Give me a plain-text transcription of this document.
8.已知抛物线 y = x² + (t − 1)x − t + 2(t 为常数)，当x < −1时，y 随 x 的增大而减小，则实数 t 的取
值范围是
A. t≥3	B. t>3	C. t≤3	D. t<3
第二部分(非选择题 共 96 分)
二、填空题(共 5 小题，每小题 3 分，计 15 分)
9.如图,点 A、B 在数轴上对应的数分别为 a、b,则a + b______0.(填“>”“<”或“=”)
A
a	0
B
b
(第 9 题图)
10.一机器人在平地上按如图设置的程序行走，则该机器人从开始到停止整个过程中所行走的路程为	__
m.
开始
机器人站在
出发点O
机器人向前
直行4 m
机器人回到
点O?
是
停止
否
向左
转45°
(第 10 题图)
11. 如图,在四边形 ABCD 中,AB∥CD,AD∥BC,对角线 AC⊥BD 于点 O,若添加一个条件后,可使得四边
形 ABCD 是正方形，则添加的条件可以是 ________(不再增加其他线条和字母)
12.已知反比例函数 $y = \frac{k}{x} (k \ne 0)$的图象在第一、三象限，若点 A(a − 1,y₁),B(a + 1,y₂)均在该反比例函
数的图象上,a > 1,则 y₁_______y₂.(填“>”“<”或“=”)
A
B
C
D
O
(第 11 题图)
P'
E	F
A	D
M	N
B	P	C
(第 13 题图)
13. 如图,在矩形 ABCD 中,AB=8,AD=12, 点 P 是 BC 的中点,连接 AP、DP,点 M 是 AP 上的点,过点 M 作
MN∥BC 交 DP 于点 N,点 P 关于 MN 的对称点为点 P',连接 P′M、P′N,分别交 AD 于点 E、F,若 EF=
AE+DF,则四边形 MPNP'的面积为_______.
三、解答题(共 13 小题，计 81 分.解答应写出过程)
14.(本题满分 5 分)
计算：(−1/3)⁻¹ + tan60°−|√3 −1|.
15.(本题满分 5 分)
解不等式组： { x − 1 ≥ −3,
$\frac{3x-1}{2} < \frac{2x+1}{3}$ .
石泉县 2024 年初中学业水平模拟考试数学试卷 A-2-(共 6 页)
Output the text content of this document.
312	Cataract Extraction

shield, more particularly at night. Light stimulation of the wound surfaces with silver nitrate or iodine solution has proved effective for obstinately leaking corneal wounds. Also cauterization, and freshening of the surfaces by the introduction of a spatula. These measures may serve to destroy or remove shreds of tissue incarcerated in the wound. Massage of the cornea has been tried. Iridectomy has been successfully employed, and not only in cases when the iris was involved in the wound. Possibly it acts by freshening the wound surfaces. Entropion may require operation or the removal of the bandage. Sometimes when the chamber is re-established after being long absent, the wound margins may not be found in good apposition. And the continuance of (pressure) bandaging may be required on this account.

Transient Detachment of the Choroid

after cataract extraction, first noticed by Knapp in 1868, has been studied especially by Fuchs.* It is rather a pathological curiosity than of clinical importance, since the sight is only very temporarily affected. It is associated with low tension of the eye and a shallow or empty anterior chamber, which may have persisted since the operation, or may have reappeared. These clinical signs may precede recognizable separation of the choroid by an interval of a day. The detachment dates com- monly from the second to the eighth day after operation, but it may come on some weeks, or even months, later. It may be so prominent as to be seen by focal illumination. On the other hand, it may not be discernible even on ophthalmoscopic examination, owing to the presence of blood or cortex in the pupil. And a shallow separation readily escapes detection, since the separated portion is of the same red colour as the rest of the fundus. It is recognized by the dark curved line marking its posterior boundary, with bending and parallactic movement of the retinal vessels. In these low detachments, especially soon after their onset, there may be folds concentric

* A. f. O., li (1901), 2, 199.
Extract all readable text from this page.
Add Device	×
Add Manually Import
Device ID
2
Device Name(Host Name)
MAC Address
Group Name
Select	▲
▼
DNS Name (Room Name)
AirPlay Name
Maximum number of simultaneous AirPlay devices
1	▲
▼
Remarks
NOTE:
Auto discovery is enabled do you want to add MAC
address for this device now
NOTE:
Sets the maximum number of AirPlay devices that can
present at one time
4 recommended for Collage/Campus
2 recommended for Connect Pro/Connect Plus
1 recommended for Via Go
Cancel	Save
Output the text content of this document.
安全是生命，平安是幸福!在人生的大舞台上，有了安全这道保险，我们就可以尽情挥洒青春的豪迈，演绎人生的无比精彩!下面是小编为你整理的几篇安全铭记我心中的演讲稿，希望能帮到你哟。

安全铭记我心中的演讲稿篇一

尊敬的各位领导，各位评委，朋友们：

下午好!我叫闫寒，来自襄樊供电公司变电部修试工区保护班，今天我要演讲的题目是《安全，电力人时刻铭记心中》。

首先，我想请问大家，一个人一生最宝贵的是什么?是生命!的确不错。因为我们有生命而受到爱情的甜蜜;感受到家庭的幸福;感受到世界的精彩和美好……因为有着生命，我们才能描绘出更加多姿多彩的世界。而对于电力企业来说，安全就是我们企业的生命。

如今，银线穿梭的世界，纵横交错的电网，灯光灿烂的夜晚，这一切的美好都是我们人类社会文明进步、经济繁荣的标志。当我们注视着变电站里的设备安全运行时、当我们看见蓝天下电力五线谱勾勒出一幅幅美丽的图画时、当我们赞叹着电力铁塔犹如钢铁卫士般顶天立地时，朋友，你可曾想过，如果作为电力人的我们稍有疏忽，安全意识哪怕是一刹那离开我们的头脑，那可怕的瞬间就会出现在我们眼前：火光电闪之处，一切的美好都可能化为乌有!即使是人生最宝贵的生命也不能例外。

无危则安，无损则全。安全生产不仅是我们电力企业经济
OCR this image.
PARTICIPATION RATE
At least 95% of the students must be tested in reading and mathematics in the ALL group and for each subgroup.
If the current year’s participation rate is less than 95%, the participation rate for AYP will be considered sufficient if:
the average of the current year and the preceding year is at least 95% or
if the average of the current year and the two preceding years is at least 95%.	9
━━━
**Your goal**
Retype all of the material, keeping each line exact.

**Result for this task**
Give me a plain-text transcription of this document.
8.已知抛物线 y = x² + (t − 1)x − t + 2(t 为常数)，当x < −1时，y 随 x 的增大而减小，则实数 t 的取
值范围是
A. t≥3	B. t>3	C. t≤3	D. t<3
第二部分(非选择题 共 96 分)
二、填空题(共 5 小题，每小题 3 分，计 15 分)
9.如图,点 A、B 在数轴上对应的数分别为 a、b,则a + b______0.(填“>”“<”或“=”)
A
a	0
B
b
(第 9 题图)
10.一机器人在平地上按如图设置的程序行走，则该机器人从开始到停止整个过程中所行走的路程为	__
m.
开始
机器人站在
出发点O
机器人向前
直行4 m
机器人回到
点O?
是
停止
否
向左
转45°
(第 10 题图)
11. 如图,在四边形 ABCD 中,AB∥CD,AD∥BC,对角线 AC⊥BD 于点 O,若添加一个条件后,可使得四边
形 ABCD 是正方形，则添加的条件可以是 ________(不再增加其他线条和字母)
12.已知反比例函数 $y = \frac{k}{x} (k \ne 0)$的图象在第一、三象限，若点 A(a − 1,y₁),B(a + 1,y₂)均在该反比例函
数的图象上,a > 1,则 y₁_______y₂.(填“>”“<”或“=”)
A
B
C
D
O
(第 11 题图)
P'
E	F
A	D
M	N
B	P	C
(第 13 题图)
13. 如图,在矩形 ABCD 中,AB=8,AD=12, 点 P 是 BC 的中点,连接 AP、DP,点 M 是 AP 上的点,过点 M 作
MN∥BC 交 DP 于点 N,点 P 关于 MN 的对称点为点 P',连接 P′M、P′N,分别交 AD 于点 E、F,若 EF=
AE+DF,则四边形 MPNP'的面积为_______.
三、解答题(共 13 小题，计 81 分.解答应写出过程)
14.(本题满分 5 分)
计算：(−1/3)⁻¹ + tan60°−|√3 −1|.
15.(本题满分 5 分)
解不等式组： { x − 1 ≥ −3,
$\frac{3x-1}{2} < \frac{2x+1}{3}$ .
石泉县 2024 年初中学业水平模拟考试数学试卷 A-2-(共 6 页)
Output the text content of this document.
312	Cataract Extraction

shield, more particularly at night. Light stimulation of the wound surfaces with silver nitrate or iodine solution has proved effective for obstinately leaking corneal wounds. Also cauterization, and freshening of the surfaces by the introduction of a spatula. These measures may serve to destroy or remove shreds of tissue incarcerated in the wound. Massage of the cornea has been tried. Iridectomy has been successfully employed, and not only in cases when the iris was involved in the wound. Possibly it acts by freshening the wound surfaces. Entropion may require operation or the removal of the bandage. Sometimes when the chamber is re-established after being long absent, the wound margins may not be found in good apposition. And the continuance of (pressure) bandaging may be required on this account.

Transient Detachment of the Choroid

after cataract extraction, first noticed by Knapp in 1868, has been studied especially by Fuchs.* It is rather a pathological curiosity than of clinical importance, since the sight is only very temporarily affected. It is associated with low tension of the eye and a shallow or empty anterior chamber, which may have persisted since the operation, or may have reappeared. These clinical signs may precede recognizable separation of the choroid by an interval of a day. The detachment dates com- monly from the second to the eighth day after operation, but it may come on some weeks, or even months, later. It may be so prominent as to be seen by focal illumination. On the other hand, it may not be discernible even on ophthalmoscopic examination, owing to the presence of blood or cortex in the pupil. And a shallow separation readily escapes detection, since the separated portion is of the same red colour as the rest of the fundus. It is recognized by the dark curved line marking its posterior boundary, with bending and parallactic movement of the retinal vessels. In these low detachments, especially soon after their onset, there may be folds concentric

* A. f. O., li (1901), 2, 199.
Extract all readable text from this page.
Add Device	×
Add Manually Import
Device ID
2
Device Name(Host Name)
MAC Address
Group Name
Select	▲
▼
DNS Name (Room Name)
AirPlay Name
Maximum number of simultaneous AirPlay devices
1	▲
▼
Remarks
NOTE:
Auto discovery is enabled do you want to add MAC
address for this device now
NOTE:
Sets the maximum number of AirPlay devices that can
present at one time
4 recommended for Collage/Campus
2 recommended for Connect Pro/Connect Plus
1 recommended for Via Go
Cancel	Save
Output the text content of this document.
安全是生命，平安是幸福!在人生的大舞台上，有了安全这道保险，我们就可以尽情挥洒青春的豪迈，演绎人生的无比精彩!下面是小编为你整理的几篇安全铭记我心中的演讲稿，希望能帮到你哟。

安全铭记我心中的演讲稿篇一

尊敬的各位领导，各位评委，朋友们：

下午好!我叫闫寒，来自襄樊供电公司变电部修试工区保护班，今天我要演讲的题目是《安全，电力人时刻铭记心中》。

首先，我想请问大家，一个人一生最宝贵的是什么?是生命!的确不错。因为我们有生命而受到爱情的甜蜜;感受到家庭的幸福;感受到世界的精彩和美好……因为有着生命，我们才能描绘出更加多姿多彩的世界。而对于电力企业来说，安全就是我们企业的生命。

如今，银线穿梭的世界，纵横交错的电网，灯光灿烂的夜晚，这一切的美好都是我们人类社会文明进步、经济繁荣的标志。当我们注视着变电站里的设备安全运行时、当我们看见蓝天下电力五线谱勾勒出一幅幅美丽的图画时、当我们赞叹着电力铁塔犹如钢铁卫士般顶天立地时，朋友，你可曾想过，如果作为电力人的我们稍有疏忽，安全意识哪怕是一刹那离开我们的头脑，那可怕的瞬间就会出现在我们眼前：火光电闪之处，一切的美好都可能化为乌有!即使是人生最宝贵的生命也不能例外。

无危则安，无损则全。安全生产不仅是我们电力企业经济
OCR this image.
PARTICIPATION RATE
At least 95% of the students must be tested in reading and mathematics in the ALL group and for each subgroup.
If the current year’s participation rate is less than 95%, the participation rate for AYP will be considered sufficient if:
the average of the current year and the preceding year is at least 95% or
if the average of the current year and the two preceding years is at least 95%.	9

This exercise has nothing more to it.